[Saved entries]
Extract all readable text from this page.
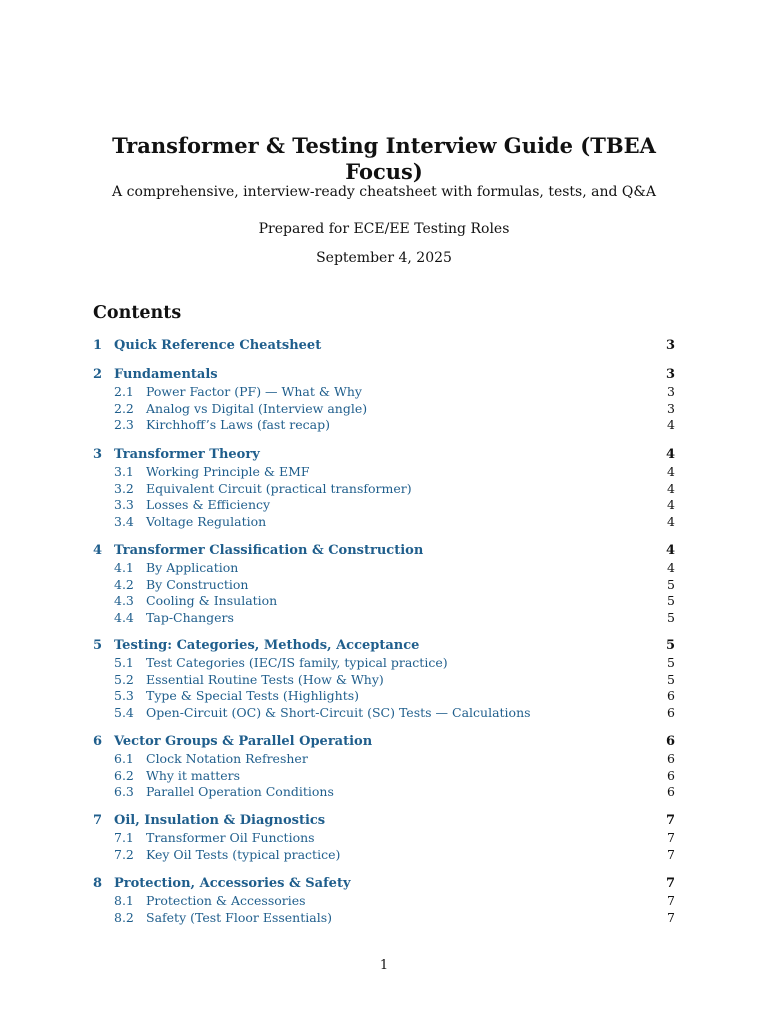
Transformer & Testing Interview Guide (TBEA Focus)
A comprehensive, interview-ready cheatsheet with formulas, tests, and Q&A
Prepared for ECE/EE Testing Roles
September 4, 2025
Contents
1 Quick Reference Cheatsheet	3
2 Fundamentals	3
2.1 Power Factor (PF) — What & Why	3
2.2 Analog vs Digital (Interview angle)	3
2.3 Kirchhoff’s Laws (fast recap)	4
3 Transformer Theory	4
3.1 Working Principle & EMF	4
3.2 Equivalent Circuit (practical transformer)	4
3.3 Losses & Efficiency	4
3.4 Voltage Regulation	4
4 Transformer Classification & Construction	4
4.1 By Application	4
4.2 By Construction	5
4.3 Cooling & Insulation	5
4.4 Tap-Changers	5
5 Testing: Categories, Methods, Acceptance	5
5.1 Test Categories (IEC/IS family, typical practice)	5
5.2 Essential Routine Tests (How & Why)	5
5.3 Type & Special Tests (Highlights)	6
5.4 Open-Circuit (OC) & Short-Circuit (SC) Tests — Calculations	6
6 Vector Groups & Parallel Operation	6
6.1 Clock Notation Refresher	6
6.2 Why it matters	6
6.3 Parallel Operation Conditions	6
7 Oil, Insulation & Diagnostics	7
7.1 Transformer Oil Functions	7
7.2 Key Oil Tests (typical practice)	7
8 Protection, Accessories & Safety	7
8.1 Protection & Accessories	7
8.2 Safety (Test Floor Essentials)	7
1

• [Task to carry out]
Write out the records above once more, word for word, with no pictures.

• [Right answer]
Extract all readable text from this page.
Transformer & Testing Interview Guide (TBEA Focus)
A comprehensive, interview-ready cheatsheet with formulas, tests, and Q&A
Prepared for ECE/EE Testing Roles
September 4, 2025
Contents
1 Quick Reference Cheatsheet	3
2 Fundamentals	3
2.1 Power Factor (PF) — What & Why	3
2.2 Analog vs Digital (Interview angle)	3
2.3 Kirchhoff’s Laws (fast recap)	4
3 Transformer Theory	4
3.1 Working Principle & EMF	4
3.2 Equivalent Circuit (practical transformer)	4
3.3 Losses & Efficiency	4
3.4 Voltage Regulation	4
4 Transformer Classification & Construction	4
4.1 By Application	4
4.2 By Construction	5
4.3 Cooling & Insulation	5
4.4 Tap-Changers	5
5 Testing: Categories, Methods, Acceptance	5
5.1 Test Categories (IEC/IS family, typical practice)	5
5.2 Essential Routine Tests (How & Why)	5
5.3 Type & Special Tests (Highlights)	6
5.4 Open-Circuit (OC) & Short-Circuit (SC) Tests — Calculations	6
6 Vector Groups & Parallel Operation	6
6.1 Clock Notation Refresher	6
6.2 Why it matters	6
6.3 Parallel Operation Conditions	6
7 Oil, Insulation & Diagnostics	7
7.1 Transformer Oil Functions	7
7.2 Key Oil Tests (typical practice)	7
8 Protection, Accessories & Safety	7
8.1 Protection & Accessories	7
8.2 Safety (Test Floor Essentials)	7
1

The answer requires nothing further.